**본문**.
--*--

Raw Block 라인 종단 분석 (TODO 4)

분석 대상:

docs/design/v1/distributed/l2_adapters/raw_block.md
lmcache/v1/distributed/l2_adapters/raw_block_l2_adapter.py (770 LOC)
lmcache/v1/storage_backend/plugins/rust_raw_block_backend.py (585 LOC, 비교용)
lmcache/v1/storage_backend/raw_block/core.py (1476 LOC)
lmcache/v1/storage_backend/raw_block/key_codec.py (168 LOC)
rust/raw_block/src/lib.rs (2030 LOC)

L1 — Contract / 종단 인터페이스

계층 구조

flowchart TD
    subgraph MP["MP 모드 (현재 권장 경로)"]
        SC["StoreController<br/>PrefetchController"]
        Adapter["RawBlockL2Adapter<br/>raw_block_l2_adapter.py:281<br/>L2AdapterInterface 구현"]
    end

    subgraph Legacy["Legacy 비-MP 경로 (레거시 facade)"]
        SM["StorageManager"]
        Plugin["RustRawBlockBackend<br/>rust_raw_block_backend.py:74<br/>StoragePluginInterface 구현"]
    end

    Core["RawBlockCore<br/>core.py:152<br/>슬롯 할당 / 인덱스 / 체크포인트 / lock refcount"]

    Rust["RawBlockDevice (Rust PyO3)<br/>rust/raw_block/src/lib.rs:355<br/>POSIX or io_uring 엔진"]

    Dev[("raw block device / file<br/>/dev/nvme*n* or pre-sized file")]

    SC --> Adapter
    SM --> Plugin
    Adapter --> Core
    Plugin --> Core
    Core --> Rust
    Rust --> Dev

책임 분리

레이어	책임	안 하는 일
`RawBlockL2Adapter`	submit/pop/query 비동기 계약, eventfd 3개 (store/lookup/load), ThreadPoolExecutor 3개 (size 2/1/4), task_id 발급, listener 알림	슬롯 할당, 인덱스, 디바이스 I/O
`RustRawBlockBackend` (legacy)	비-MP `StoragePluginInterface`, prefix-only contains/get, asyncio.run_coroutine_threadsafe 로 Core 호출, pin/unpin	(MP 와 같은 eventfd 비동기 계약 없음 — asyncio loop 외부에서 받음)

--*--

**지시 사항 1**. 본문의 "분석 대상:" 아래에 나열된 파일 경로를 모두 적으십시오.
**지시 사항 2**. 본문에서 "Raw Block 라인"부터 "lmcache/v1/storage_backend/raw_block/key_codec.py (168 LOC)"까지를 한 글자도 바꾸지 말고 옮겨 쓰십시오.
이어지는 목록은 본문과는 다른 출처에서 가져온 것입니다.

**주어진 자료**.
--*--

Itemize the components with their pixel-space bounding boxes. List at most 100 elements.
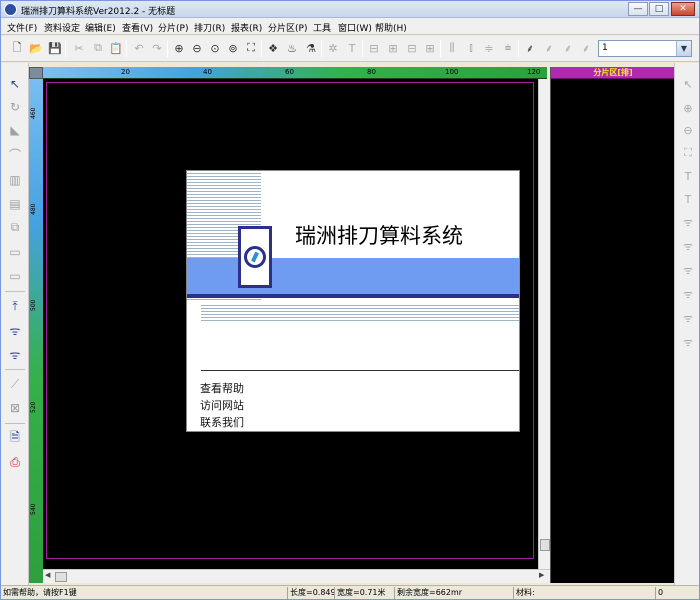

--*--

**전체 답변 1**.
docs/design/v1/distributed/l2_adapters/raw_block.md
lmcache/v1/distributed/l2_adapters/raw_block_l2_adapter.py
lmcache/v1/storage_backend/plugins/rust_raw_block_backend.py
lmcache/v1/storage_backend/raw_block/core.py
lmcache/v1/storage_backend/raw_block/key_codec.py
rust/raw_block/src/lib.rs

**전체 답변 2**.
Raw Block 라인 종단 분석 (TODO 4)

분석 대상:

docs/design/v1/distributed/l2_adapters/raw_block.md
lmcache/v1/distributed/l2_adapters/raw_block_l2_adapter.py (770 LOC)
lmcache/v1/storage_backend/plugins/rust_raw_block_backend.py (585 LOC, 비교용)
lmcache/v1/storage_backend/raw_block/core.py (1476 LOC)
lmcache/v1/storage_backend/raw_block/key_codec.py (168 LOC)